Entries from a visual dataset
┌──
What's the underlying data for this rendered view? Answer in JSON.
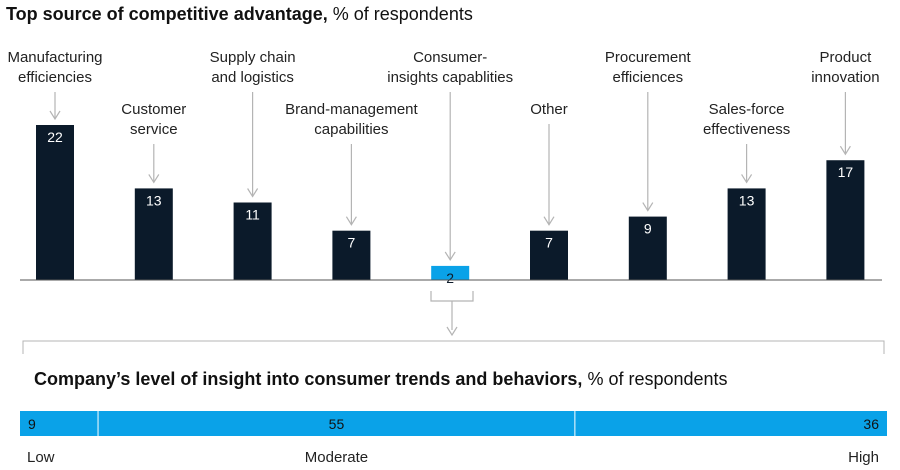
{
  "colors": {
    "navy": "#0b1a2a",
    "cyan": "#0aa2e8",
    "arrow": "#b4b4b4",
    "axis": "#555555"
  },
  "chart_data": [
    {
      "type": "bar",
      "title_bold": "Top source of competitive advantage,",
      "title_rest": " % of respondents",
      "categories": [
        [
          "Manufacturing",
          "efficiencies"
        ],
        [
          "Customer",
          "service"
        ],
        [
          "Supply chain",
          "and logistics"
        ],
        [
          "Brand-management",
          "capabilities"
        ],
        [
          "Consumer-",
          "insights capablities"
        ],
        [
          "Other"
        ],
        [
          "Procurement",
          "efficiences"
        ],
        [
          "Sales-force",
          "effectiveness"
        ],
        [
          "Product",
          "innovation"
        ]
      ],
      "values": [
        22,
        13,
        11,
        7,
        2,
        7,
        9,
        13,
        17
      ],
      "highlight_index": 4,
      "ylim": [
        0,
        25
      ]
    },
    {
      "type": "bar",
      "orientation": "horizontal-stacked",
      "title_bold": "Company’s level of insight into consumer trends and behaviors,",
      "title_rest": " % of respondents",
      "segments": [
        {
          "label": "Low",
          "value": 9
        },
        {
          "label": "Moderate",
          "value": 55
        },
        {
          "label": "High",
          "value": 36
        }
      ]
    }
  ]
}
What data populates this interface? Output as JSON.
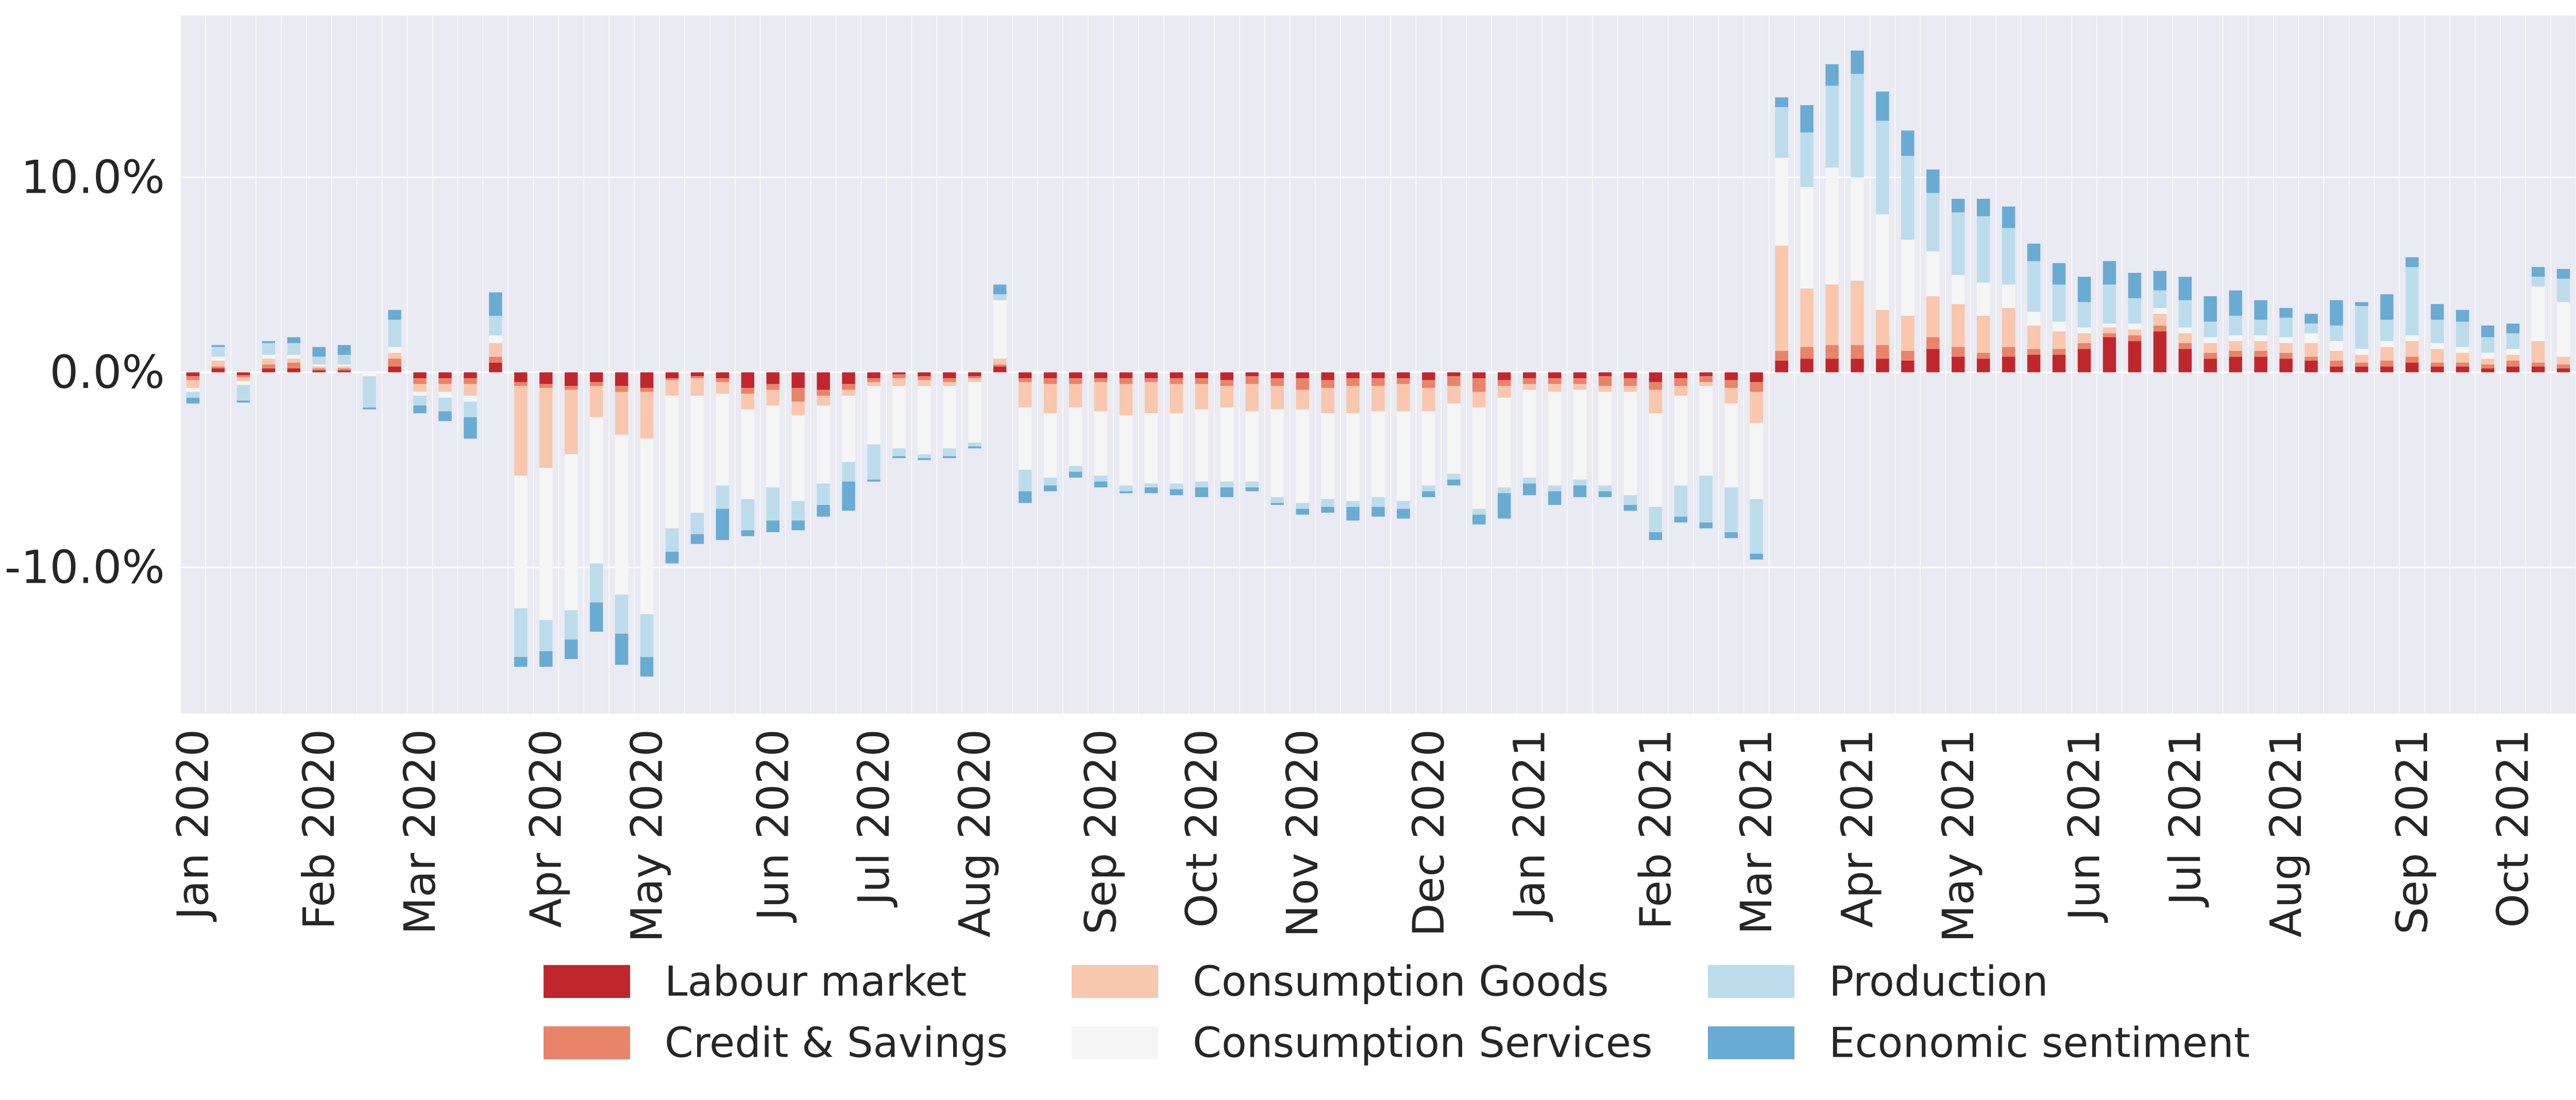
└──
# Exercise aim
Pictures in the records above are not copied; print everything else exactly.

# Answer in full
What's the underlying data for this rendered view? Answer in JSON.
{
  "colors": {
    "navy": "#0b1a2a",
    "cyan": "#0aa2e8",
    "arrow": "#b4b4b4",
    "axis": "#555555"
  },
  "chart_data": [
    {
      "type": "bar",
      "title_bold": "Top source of competitive advantage,",
      "title_rest": " % of respondents",
      "categories": [
        [
          "Manufacturing",
          "efficiencies"
        ],
        [
          "Customer",
          "service"
        ],
        [
          "Supply chain",
          "and logistics"
        ],
        [
          "Brand-management",
          "capabilities"
        ],
        [
          "Consumer-",
          "insights capablities"
        ],
        [
          "Other"
        ],
        [
          "Procurement",
          "efficiences"
        ],
        [
          "Sales-force",
          "effectiveness"
        ],
        [
          "Product",
          "innovation"
        ]
      ],
      "values": [
        22,
        13,
        11,
        7,
        2,
        7,
        9,
        13,
        17
      ],
      "highlight_index": 4,
      "ylim": [
        0,
        25
      ]
    },
    {
      "type": "bar",
      "orientation": "horizontal-stacked",
      "title_bold": "Company’s level of insight into consumer trends and behaviors,",
      "title_rest": " % of respondents",
      "segments": [
        {
          "label": "Low",
          "value": 9
        },
        {
          "label": "Moderate",
          "value": 55
        },
        {
          "label": "High",
          "value": 36
        }
      ]
    }
  ]
}
What data populates this interface? Output as JSON.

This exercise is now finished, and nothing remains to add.